Source text:
########
During the power outage this past week, I decided to go into the tower and do some dusting and tried reinstalling the new drive. I had read through my computer's technical manual for info on installing/upgrading the hard drive, did what it said and thought everything was hunky dory. When the power came back on and I turned the computer on, it wouldn't boot to the new drive BUT at least when I checked out the file list, it said that there were now two hard drives, a 75.+gb and a 500gb. Yay, an improvement!

Anyway, I tried changing the boot sequence in the BIOS to get the machine to boot from my WindozeXP cd - didn't work, the cd drive wouldn't read the cd. This morning, I used a cd drive cleaner on both my cd and dvd drives. Tried the Windoze disc in the dvd drive and success, it booted.
########
Written exercise A: In the hard drive account, which drive booted the Windows disc after the cleaning?
Written exercise B: Return the hard drive account from "Anyway, I tried" to "success, it booted.", copied word for word.
########
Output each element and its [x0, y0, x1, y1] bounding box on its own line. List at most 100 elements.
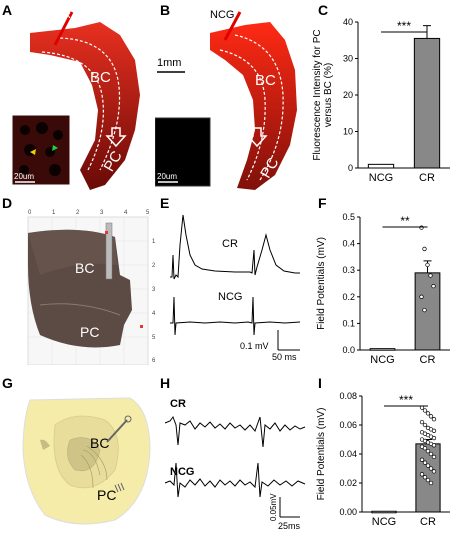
panel-h-traces: CR NCG 0.05mV 25ms — [164, 398, 306, 531]
inset-scale-a: 20um — [14, 172, 34, 181]
chart-c-ylabel: Fluorescence Intensity for PC — [312, 29, 323, 160]
panel-g-diagram: BC PC — [22, 397, 151, 525]
chart-c-ytick-label: 0 — [348, 163, 353, 173]
label-bc-a: BC — [90, 69, 111, 86]
ruler-y-6: 6 — [152, 358, 156, 364]
chart-i-point — [425, 477, 431, 483]
panel-letter-b: B — [160, 2, 171, 18]
chart-i-ytick-label: 0.04 — [339, 449, 357, 459]
trace-ncg-h — [164, 462, 306, 498]
chart-i-point — [431, 454, 437, 460]
chart-i-point — [431, 443, 437, 448]
brain-slice-b — [210, 22, 297, 190]
chart-i-point — [431, 417, 437, 422]
probe-label-b: NCG — [210, 9, 234, 21]
chart-i-point — [428, 466, 434, 471]
chart-f-ylabel: Field Potentials (mV) — [316, 237, 327, 330]
panel-letter-d: D — [2, 195, 13, 211]
panel-letter-c: C — [318, 2, 329, 18]
chart-f-bar-cr — [414, 272, 441, 351]
chart-i-point — [422, 422, 428, 428]
panel-e-traces: CR NCG 0.1 mV 50 ms — [170, 214, 301, 362]
inset-scale-b: 20um — [157, 172, 177, 181]
chart-i-point — [419, 472, 425, 477]
chart-f-point — [422, 307, 427, 313]
label-pc-d: PC — [80, 324, 99, 340]
ruler-x-4: 4 — [124, 210, 128, 216]
chart-i-point — [422, 475, 428, 480]
trace-cr-e — [170, 214, 300, 280]
chart-i-point — [425, 463, 431, 468]
chart-f-xtick-cr: CR — [420, 354, 436, 366]
chart-c: 0 10 20 30 40 Fluorescence Intensity for PC ve… — [312, 17, 450, 184]
chart-i-point — [419, 457, 425, 462]
trace-label-ncg-e: NCG — [218, 291, 242, 303]
chart-c-bar-cr — [413, 37, 441, 169]
chart-i-ytick-label: 0.08 — [339, 391, 357, 401]
electrode-d — [105, 222, 113, 280]
chart-i-point — [425, 448, 431, 454]
chart-i-point — [422, 408, 428, 413]
chart-c-ytick-label: 40 — [343, 17, 353, 27]
chart-f-point — [425, 262, 430, 268]
ruler-y-2: 2 — [152, 263, 156, 269]
chart-f-point — [422, 246, 427, 252]
chart-i-point — [422, 460, 428, 465]
ruler-y-3: 3 — [152, 287, 156, 293]
trace-label-cr-h: CR — [170, 398, 186, 410]
chart-f-point — [428, 273, 433, 278]
chart-i-ytick-label: 0.06 — [339, 420, 357, 430]
label-bc-g: BC — [90, 435, 109, 451]
chart-f-ytick-label: 0.1 — [342, 318, 355, 328]
chart-f-point — [419, 225, 424, 230]
trace-label-cr-e: CR — [222, 238, 238, 250]
ruler-y-1: 1 — [152, 239, 156, 245]
chart-c-xtick-ncg: NCG — [369, 172, 393, 184]
chart-c-ytick-label: 10 — [343, 127, 353, 137]
panel-letter-h: H — [160, 375, 171, 391]
chart-c-ytick-label: 30 — [343, 54, 353, 64]
chart-i-xtick-cr: CR — [420, 516, 436, 528]
panel-a-image: BC PC 20um CR — [11, 9, 140, 190]
arrow-down-icon-a — [105, 127, 127, 148]
chart-i-point — [428, 451, 434, 457]
chart-c-ytick-label: 20 — [343, 90, 353, 100]
panel-letter-a: A — [2, 2, 13, 18]
chart-f-bar-ncg — [369, 348, 396, 351]
ruler-x-1: 1 — [52, 210, 56, 216]
chart-i-point — [431, 435, 437, 441]
chart-i-ytick-label: 0.02 — [339, 478, 357, 488]
ruler-x-3: 3 — [100, 210, 104, 216]
chart-c-xtick-cr: CR — [419, 172, 435, 184]
probe-label-a: CR — [55, 9, 71, 21]
arrow-down-icon-b — [246, 127, 268, 148]
chart-c-sig-stars: *** — [397, 19, 411, 33]
scale-v-h: 0.05mV — [269, 493, 278, 521]
inset-b — [155, 117, 211, 187]
chart-f-sig-stars: ** — [400, 214, 410, 228]
ruler-y-4: 4 — [152, 311, 156, 317]
chart-i-sig-stars: *** — [399, 393, 413, 407]
scale-bar-b: 1mm — [157, 57, 181, 69]
chart-f-ytick-label: 0.2 — [342, 292, 355, 302]
chart-i-xtick-ncg: NCG — [372, 516, 396, 528]
trace-cr-h — [164, 415, 306, 448]
trace-label-ncg-h: NCG — [170, 466, 194, 478]
chart-f-point — [419, 294, 424, 299]
chart-i-bar-cr — [415, 443, 441, 513]
chart-i-point — [431, 469, 437, 474]
chart-f-ytick-label: 0.3 — [342, 265, 355, 275]
chart-i: 0.00 0.02 0.04 0.06 0.08 Field Potentials (mV… — [316, 391, 450, 528]
panel-letter-e: E — [160, 195, 170, 211]
electrode-g — [106, 419, 128, 443]
chart-f-xtick-ncg: NCG — [370, 354, 394, 366]
chart-i-point — [422, 446, 428, 451]
scale-v-e: 0.1 mV — [240, 341, 269, 351]
scale-t-e: 50 ms — [272, 352, 297, 362]
ruler-x-2: 2 — [76, 210, 80, 216]
chart-c-ylabel: versus BC (%) — [323, 63, 334, 127]
label-pc-g: PC — [97, 487, 116, 503]
chart-f: 0.0 0.1 0.2 0.3 0.4 0.5 Field Potentials (mV) N… — [316, 212, 450, 366]
chart-f-ytick-label: 0.5 — [342, 212, 355, 222]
########
Worked solution A: The dvd drive.

Worked solution B:
Anyway, I tried changing the boot sequence in the BIOS to get the machine to boot from my WindozeXP cd - didn't work, the cd drive wouldn't read the cd. This morning, I used a cd drive cleaner on both my cd and dvd drives. Tried the Windoze disc in the dvd drive and success, it booted.